Exercise instructions: From the entries that follow, list every line in which the string "right" appears.

Given data:
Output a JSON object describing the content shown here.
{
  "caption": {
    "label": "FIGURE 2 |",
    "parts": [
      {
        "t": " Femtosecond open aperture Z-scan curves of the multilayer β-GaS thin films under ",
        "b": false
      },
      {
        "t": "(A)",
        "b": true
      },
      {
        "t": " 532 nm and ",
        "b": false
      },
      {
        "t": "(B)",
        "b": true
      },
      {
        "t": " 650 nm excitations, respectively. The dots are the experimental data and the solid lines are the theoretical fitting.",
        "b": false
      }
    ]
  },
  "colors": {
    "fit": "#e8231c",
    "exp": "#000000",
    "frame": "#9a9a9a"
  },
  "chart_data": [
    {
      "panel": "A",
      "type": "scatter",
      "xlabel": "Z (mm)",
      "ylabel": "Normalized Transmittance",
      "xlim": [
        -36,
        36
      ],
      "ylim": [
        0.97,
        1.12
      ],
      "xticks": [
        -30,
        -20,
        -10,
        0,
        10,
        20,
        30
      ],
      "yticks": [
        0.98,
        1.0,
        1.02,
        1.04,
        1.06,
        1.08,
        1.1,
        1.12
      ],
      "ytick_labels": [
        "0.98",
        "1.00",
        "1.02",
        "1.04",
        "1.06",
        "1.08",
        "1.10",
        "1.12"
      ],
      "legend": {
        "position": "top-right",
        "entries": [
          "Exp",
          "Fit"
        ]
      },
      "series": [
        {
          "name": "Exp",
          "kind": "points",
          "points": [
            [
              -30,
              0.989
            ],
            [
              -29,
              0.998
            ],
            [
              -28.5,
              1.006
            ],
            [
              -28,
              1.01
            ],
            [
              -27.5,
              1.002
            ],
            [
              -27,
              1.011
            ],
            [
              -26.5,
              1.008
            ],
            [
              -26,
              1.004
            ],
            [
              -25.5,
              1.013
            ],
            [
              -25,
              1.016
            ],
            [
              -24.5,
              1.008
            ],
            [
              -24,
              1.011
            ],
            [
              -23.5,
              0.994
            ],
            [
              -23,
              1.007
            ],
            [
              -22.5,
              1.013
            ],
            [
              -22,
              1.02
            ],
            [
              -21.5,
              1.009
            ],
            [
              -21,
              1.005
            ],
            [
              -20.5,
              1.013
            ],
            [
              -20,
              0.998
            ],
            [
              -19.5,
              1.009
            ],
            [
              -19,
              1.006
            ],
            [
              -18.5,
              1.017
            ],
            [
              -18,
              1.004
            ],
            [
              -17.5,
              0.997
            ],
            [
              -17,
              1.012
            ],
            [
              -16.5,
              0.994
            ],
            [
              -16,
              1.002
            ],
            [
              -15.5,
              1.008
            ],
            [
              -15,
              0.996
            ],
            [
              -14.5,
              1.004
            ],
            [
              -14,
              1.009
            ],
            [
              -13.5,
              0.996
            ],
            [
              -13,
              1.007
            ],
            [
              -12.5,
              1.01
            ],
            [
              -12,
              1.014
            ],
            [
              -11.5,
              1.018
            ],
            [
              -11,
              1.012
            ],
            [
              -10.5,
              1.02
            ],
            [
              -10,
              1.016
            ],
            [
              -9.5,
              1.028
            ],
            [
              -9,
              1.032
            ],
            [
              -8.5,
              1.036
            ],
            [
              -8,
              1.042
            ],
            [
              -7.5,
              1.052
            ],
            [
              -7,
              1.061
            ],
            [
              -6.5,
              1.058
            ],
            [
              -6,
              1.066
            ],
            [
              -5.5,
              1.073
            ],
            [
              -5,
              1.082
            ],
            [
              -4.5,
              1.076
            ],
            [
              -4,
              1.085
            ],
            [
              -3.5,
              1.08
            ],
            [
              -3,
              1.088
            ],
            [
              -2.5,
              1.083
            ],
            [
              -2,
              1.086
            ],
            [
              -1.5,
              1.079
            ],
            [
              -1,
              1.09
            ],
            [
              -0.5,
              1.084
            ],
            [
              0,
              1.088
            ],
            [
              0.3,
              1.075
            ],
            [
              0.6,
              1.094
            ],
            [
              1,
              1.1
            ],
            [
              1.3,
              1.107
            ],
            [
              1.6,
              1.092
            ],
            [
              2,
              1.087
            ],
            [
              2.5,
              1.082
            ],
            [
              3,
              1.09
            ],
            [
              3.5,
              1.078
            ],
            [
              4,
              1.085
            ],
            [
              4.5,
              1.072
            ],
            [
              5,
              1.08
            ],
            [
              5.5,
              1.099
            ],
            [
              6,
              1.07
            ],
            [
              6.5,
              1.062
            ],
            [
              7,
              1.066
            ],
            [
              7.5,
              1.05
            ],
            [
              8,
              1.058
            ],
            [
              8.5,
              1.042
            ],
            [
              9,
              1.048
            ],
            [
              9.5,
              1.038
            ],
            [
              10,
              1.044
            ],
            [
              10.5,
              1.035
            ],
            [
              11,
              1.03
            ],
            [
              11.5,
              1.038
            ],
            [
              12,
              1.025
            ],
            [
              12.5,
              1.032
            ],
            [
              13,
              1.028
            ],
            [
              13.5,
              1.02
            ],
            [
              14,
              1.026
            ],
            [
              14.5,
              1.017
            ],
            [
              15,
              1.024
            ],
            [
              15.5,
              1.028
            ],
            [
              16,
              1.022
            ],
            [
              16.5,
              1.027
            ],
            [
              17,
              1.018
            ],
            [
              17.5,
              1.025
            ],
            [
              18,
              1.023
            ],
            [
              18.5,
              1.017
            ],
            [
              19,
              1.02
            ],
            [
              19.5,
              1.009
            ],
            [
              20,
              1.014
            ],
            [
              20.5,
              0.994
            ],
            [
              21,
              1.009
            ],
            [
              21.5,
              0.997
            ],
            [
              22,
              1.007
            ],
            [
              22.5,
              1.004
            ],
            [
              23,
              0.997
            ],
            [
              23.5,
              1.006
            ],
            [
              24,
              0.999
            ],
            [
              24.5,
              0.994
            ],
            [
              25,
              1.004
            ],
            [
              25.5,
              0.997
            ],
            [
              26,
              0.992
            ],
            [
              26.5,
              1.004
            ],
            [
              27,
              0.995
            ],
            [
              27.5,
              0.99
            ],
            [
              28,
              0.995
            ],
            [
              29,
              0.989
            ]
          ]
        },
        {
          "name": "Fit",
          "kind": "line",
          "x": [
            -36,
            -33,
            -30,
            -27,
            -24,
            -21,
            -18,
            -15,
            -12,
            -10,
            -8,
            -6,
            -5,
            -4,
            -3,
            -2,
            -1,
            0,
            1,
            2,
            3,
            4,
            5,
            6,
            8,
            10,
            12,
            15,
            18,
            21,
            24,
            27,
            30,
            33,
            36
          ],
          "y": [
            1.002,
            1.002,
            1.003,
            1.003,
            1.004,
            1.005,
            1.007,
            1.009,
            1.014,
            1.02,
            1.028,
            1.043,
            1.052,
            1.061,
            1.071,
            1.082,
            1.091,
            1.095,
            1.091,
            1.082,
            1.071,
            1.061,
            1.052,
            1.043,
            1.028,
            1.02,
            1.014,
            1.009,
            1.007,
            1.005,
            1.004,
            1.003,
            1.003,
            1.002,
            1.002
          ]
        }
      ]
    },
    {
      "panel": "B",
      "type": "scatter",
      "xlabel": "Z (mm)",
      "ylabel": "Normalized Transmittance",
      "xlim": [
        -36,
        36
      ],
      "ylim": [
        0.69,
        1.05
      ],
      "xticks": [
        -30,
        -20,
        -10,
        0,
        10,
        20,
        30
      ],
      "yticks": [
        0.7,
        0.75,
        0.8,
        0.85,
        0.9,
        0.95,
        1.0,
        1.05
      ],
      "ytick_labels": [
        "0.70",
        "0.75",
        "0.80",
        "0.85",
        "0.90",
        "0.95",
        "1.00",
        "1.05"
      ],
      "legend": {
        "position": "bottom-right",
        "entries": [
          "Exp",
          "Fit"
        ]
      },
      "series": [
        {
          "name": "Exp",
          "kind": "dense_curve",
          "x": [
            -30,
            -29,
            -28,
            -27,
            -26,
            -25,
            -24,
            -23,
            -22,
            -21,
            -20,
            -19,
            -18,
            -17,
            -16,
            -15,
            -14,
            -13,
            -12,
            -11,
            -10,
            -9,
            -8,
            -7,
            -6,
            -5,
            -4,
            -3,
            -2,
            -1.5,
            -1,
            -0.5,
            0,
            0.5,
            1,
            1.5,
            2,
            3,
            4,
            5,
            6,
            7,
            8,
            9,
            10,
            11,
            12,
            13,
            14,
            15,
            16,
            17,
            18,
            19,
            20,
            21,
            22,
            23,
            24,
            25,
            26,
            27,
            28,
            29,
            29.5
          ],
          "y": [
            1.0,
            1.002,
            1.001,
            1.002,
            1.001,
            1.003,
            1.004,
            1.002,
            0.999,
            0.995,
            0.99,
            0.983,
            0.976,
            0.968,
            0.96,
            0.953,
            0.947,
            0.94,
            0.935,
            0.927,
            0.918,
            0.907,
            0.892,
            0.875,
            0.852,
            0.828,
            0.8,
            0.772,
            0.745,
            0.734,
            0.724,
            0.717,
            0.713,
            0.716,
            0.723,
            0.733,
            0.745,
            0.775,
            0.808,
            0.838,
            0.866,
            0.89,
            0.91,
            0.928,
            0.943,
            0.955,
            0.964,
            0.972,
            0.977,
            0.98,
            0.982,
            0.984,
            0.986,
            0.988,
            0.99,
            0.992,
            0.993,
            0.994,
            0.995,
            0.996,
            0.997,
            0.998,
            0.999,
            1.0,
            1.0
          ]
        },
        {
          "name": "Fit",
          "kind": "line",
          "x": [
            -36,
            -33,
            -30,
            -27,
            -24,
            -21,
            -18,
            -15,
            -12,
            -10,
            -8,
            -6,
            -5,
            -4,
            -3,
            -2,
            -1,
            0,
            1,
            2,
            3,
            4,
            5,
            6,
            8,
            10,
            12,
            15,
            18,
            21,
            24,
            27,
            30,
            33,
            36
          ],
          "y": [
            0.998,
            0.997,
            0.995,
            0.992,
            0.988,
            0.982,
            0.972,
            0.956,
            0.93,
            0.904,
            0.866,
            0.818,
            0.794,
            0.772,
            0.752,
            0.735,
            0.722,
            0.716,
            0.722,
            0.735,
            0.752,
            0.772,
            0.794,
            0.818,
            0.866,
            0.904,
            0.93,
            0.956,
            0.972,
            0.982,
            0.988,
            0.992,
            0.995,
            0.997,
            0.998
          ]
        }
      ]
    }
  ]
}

Worked answer:
        "position": "top-right",
        "position": "bottom-right",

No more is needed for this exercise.